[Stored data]
>>>
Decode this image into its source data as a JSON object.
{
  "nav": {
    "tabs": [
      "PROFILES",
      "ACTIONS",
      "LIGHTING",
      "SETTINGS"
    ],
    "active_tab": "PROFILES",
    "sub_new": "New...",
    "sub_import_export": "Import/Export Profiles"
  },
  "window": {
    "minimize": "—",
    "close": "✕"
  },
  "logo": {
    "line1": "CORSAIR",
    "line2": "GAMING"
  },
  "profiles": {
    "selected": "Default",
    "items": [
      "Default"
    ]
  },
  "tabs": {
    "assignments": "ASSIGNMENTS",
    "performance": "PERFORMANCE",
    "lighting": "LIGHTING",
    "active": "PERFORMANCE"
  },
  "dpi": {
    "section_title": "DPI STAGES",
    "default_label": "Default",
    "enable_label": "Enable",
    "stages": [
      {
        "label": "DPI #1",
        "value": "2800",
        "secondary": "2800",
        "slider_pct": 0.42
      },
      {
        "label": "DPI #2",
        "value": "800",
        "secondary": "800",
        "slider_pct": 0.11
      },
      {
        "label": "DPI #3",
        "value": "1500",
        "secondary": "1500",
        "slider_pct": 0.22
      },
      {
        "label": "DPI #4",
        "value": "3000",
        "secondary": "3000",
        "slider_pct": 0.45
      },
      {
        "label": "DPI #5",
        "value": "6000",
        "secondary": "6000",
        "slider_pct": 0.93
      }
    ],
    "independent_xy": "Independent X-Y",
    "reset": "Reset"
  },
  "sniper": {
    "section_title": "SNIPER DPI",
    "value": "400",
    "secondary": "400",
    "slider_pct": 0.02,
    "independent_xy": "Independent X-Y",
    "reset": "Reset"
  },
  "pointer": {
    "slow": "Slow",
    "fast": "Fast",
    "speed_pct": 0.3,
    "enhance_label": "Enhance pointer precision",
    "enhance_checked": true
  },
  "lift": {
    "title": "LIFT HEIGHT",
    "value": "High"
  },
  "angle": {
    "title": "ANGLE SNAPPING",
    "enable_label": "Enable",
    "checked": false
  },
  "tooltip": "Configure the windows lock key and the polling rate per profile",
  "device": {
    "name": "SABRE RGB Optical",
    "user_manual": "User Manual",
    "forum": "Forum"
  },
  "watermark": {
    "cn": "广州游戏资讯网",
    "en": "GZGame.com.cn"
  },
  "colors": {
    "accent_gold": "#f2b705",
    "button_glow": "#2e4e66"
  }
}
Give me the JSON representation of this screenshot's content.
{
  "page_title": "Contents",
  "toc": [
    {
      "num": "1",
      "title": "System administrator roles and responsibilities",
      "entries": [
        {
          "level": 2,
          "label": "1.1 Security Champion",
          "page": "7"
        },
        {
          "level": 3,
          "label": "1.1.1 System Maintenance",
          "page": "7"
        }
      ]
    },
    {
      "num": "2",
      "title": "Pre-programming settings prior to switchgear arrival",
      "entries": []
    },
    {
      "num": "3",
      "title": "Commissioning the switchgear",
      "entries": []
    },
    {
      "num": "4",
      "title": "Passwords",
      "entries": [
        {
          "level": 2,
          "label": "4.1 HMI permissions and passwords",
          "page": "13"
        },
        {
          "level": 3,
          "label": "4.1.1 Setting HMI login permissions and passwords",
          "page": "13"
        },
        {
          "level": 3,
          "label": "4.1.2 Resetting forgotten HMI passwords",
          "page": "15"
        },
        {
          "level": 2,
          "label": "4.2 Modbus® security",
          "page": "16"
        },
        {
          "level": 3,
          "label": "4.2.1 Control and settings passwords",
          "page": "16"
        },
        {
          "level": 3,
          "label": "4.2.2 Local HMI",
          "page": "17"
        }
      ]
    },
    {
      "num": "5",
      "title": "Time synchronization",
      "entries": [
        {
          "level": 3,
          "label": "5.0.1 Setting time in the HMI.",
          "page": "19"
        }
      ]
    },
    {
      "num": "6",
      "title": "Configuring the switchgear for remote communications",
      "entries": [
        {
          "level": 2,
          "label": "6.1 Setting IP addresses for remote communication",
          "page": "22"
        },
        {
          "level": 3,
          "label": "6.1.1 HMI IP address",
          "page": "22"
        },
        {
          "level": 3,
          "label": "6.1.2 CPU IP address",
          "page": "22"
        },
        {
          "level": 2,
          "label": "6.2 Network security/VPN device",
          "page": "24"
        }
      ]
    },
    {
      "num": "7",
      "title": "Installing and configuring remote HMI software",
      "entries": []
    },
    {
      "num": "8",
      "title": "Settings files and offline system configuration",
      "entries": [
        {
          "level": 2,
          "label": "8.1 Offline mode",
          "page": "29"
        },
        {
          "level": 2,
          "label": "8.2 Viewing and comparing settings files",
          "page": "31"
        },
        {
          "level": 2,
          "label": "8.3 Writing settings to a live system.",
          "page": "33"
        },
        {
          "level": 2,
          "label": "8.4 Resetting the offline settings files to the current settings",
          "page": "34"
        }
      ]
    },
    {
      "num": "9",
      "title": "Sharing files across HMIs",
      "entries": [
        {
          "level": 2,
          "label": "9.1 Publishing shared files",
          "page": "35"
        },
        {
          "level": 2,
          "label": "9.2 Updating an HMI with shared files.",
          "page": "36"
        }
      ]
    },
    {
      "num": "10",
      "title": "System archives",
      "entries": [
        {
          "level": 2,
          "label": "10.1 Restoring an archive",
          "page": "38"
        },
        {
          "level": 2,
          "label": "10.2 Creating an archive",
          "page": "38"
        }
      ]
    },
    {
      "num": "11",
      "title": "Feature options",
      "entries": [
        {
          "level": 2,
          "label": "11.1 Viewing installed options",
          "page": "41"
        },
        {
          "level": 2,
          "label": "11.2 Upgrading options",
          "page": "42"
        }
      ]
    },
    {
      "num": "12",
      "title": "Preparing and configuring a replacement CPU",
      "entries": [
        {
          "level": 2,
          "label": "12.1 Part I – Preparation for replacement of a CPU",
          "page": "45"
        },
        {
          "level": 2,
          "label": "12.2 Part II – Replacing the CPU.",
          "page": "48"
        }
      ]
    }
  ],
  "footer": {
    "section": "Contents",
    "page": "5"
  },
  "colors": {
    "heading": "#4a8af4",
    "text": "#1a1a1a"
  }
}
<<<
» DIRECTION
Reproduce all data above, unchanged.

» RESPONSE
Decode this image into its source data as a JSON object.
{
  "nav": {
    "tabs": [
      "PROFILES",
      "ACTIONS",
      "LIGHTING",
      "SETTINGS"
    ],
    "active_tab": "PROFILES",
    "sub_new": "New...",
    "sub_import_export": "Import/Export Profiles"
  },
  "window": {
    "minimize": "—",
    "close": "✕"
  },
  "logo": {
    "line1": "CORSAIR",
    "line2": "GAMING"
  },
  "profiles": {
    "selected": "Default",
    "items": [
      "Default"
    ]
  },
  "tabs": {
    "assignments": "ASSIGNMENTS",
    "performance": "PERFORMANCE",
    "lighting": "LIGHTING",
    "active": "PERFORMANCE"
  },
  "dpi": {
    "section_title": "DPI STAGES",
    "default_label": "Default",
    "enable_label": "Enable",
    "stages": [
      {
        "label": "DPI #1",
        "value": "2800",
        "secondary": "2800",
        "slider_pct": 0.42
      },
      {
        "label": "DPI #2",
        "value": "800",
        "secondary": "800",
        "slider_pct": 0.11
      },
      {
        "label": "DPI #3",
        "value": "1500",
        "secondary": "1500",
        "slider_pct": 0.22
      },
      {
        "label": "DPI #4",
        "value": "3000",
        "secondary": "3000",
        "slider_pct": 0.45
      },
      {
        "label": "DPI #5",
        "value": "6000",
        "secondary": "6000",
        "slider_pct": 0.93
      }
    ],
    "independent_xy": "Independent X-Y",
    "reset": "Reset"
  },
  "sniper": {
    "section_title": "SNIPER DPI",
    "value": "400",
    "secondary": "400",
    "slider_pct": 0.02,
    "independent_xy": "Independent X-Y",
    "reset": "Reset"
  },
  "pointer": {
    "slow": "Slow",
    "fast": "Fast",
    "speed_pct": 0.3,
    "enhance_label": "Enhance pointer precision",
    "enhance_checked": true
  },
  "lift": {
    "title": "LIFT HEIGHT",
    "value": "High"
  },
  "angle": {
    "title": "ANGLE SNAPPING",
    "enable_label": "Enable",
    "checked": false
  },
  "tooltip": "Configure the windows lock key and the polling rate per profile",
  "device": {
    "name": "SABRE RGB Optical",
    "user_manual": "User Manual",
    "forum": "Forum"
  },
  "watermark": {
    "cn": "广州游戏资讯网",
    "en": "GZGame.com.cn"
  },
  "colors": {
    "accent_gold": "#f2b705",
    "button_glow": "#2e4e66"
  }
}
Give me the JSON representation of this screenshot's content.
{
  "page_title": "Contents",
  "toc": [
    {
      "num": "1",
      "title": "System administrator roles and responsibilities",
      "entries": [
        {
          "level": 2,
          "label": "1.1 Security Champion",
          "page": "7"
        },
        {
          "level": 3,
          "label": "1.1.1 System Maintenance",
          "page": "7"
        }
      ]
    },
    {
      "num": "2",
      "title": "Pre-programming settings prior to switchgear arrival",
      "entries": []
    },
    {
      "num": "3",
      "title": "Commissioning the switchgear",
      "entries": []
    },
    {
      "num": "4",
      "title": "Passwords",
      "entries": [
        {
          "level": 2,
          "label": "4.1 HMI permissions and passwords",
          "page": "13"
        },
        {
          "level": 3,
          "label": "4.1.1 Setting HMI login permissions and passwords",
          "page": "13"
        },
        {
          "level": 3,
          "label": "4.1.2 Resetting forgotten HMI passwords",
          "page": "15"
        },
        {
          "level": 2,
          "label": "4.2 Modbus® security",
          "page": "16"
        },
        {
          "level": 3,
          "label": "4.2.1 Control and settings passwords",
          "page": "16"
        },
        {
          "level": 3,
          "label": "4.2.2 Local HMI",
          "page": "17"
        }
      ]
    },
    {
      "num": "5",
      "title": "Time synchronization",
      "entries": [
        {
          "level": 3,
          "label": "5.0.1 Setting time in the HMI.",
          "page": "19"
        }
      ]
    },
    {
      "num": "6",
      "title": "Configuring the switchgear for remote communications",
      "entries": [
        {
          "level": 2,
          "label": "6.1 Setting IP addresses for remote communication",
          "page": "22"
        },
        {
          "level": 3,
          "label": "6.1.1 HMI IP address",
          "page": "22"
        },
        {
          "level": 3,
          "label": "6.1.2 CPU IP address",
          "page": "22"
        },
        {
          "level": 2,
          "label": "6.2 Network security/VPN device",
          "page": "24"
        }
      ]
    },
    {
      "num": "7",
      "title": "Installing and configuring remote HMI software",
      "entries": []
    },
    {
      "num": "8",
      "title": "Settings files and offline system configuration",
      "entries": [
        {
          "level": 2,
          "label": "8.1 Offline mode",
          "page": "29"
        },
        {
          "level": 2,
          "label": "8.2 Viewing and comparing settings files",
          "page": "31"
        },
        {
          "level": 2,
          "label": "8.3 Writing settings to a live system.",
          "page": "33"
        },
        {
          "level": 2,
          "label": "8.4 Resetting the offline settings files to the current settings",
          "page": "34"
        }
      ]
    },
    {
      "num": "9",
      "title": "Sharing files across HMIs",
      "entries": [
        {
          "level": 2,
          "label": "9.1 Publishing shared files",
          "page": "35"
        },
        {
          "level": 2,
          "label": "9.2 Updating an HMI with shared files.",
          "page": "36"
        }
      ]
    },
    {
      "num": "10",
      "title": "System archives",
      "entries": [
        {
          "level": 2,
          "label": "10.1 Restoring an archive",
          "page": "38"
        },
        {
          "level": 2,
          "label": "10.2 Creating an archive",
          "page": "38"
        }
      ]
    },
    {
      "num": "11",
      "title": "Feature options",
      "entries": [
        {
          "level": 2,
          "label": "11.1 Viewing installed options",
          "page": "41"
        },
        {
          "level": 2,
          "label": "11.2 Upgrading options",
          "page": "42"
        }
      ]
    },
    {
      "num": "12",
      "title": "Preparing and configuring a replacement CPU",
      "entries": [
        {
          "level": 2,
          "label": "12.1 Part I – Preparation for replacement of a CPU",
          "page": "45"
        },
        {
          "level": 2,
          "label": "12.2 Part II – Replacing the CPU.",
          "page": "48"
        }
      ]
    }
  ],
  "footer": {
    "section": "Contents",
    "page": "5"
  },
  "colors": {
    "heading": "#4a8af4",
    "text": "#1a1a1a"
  }
}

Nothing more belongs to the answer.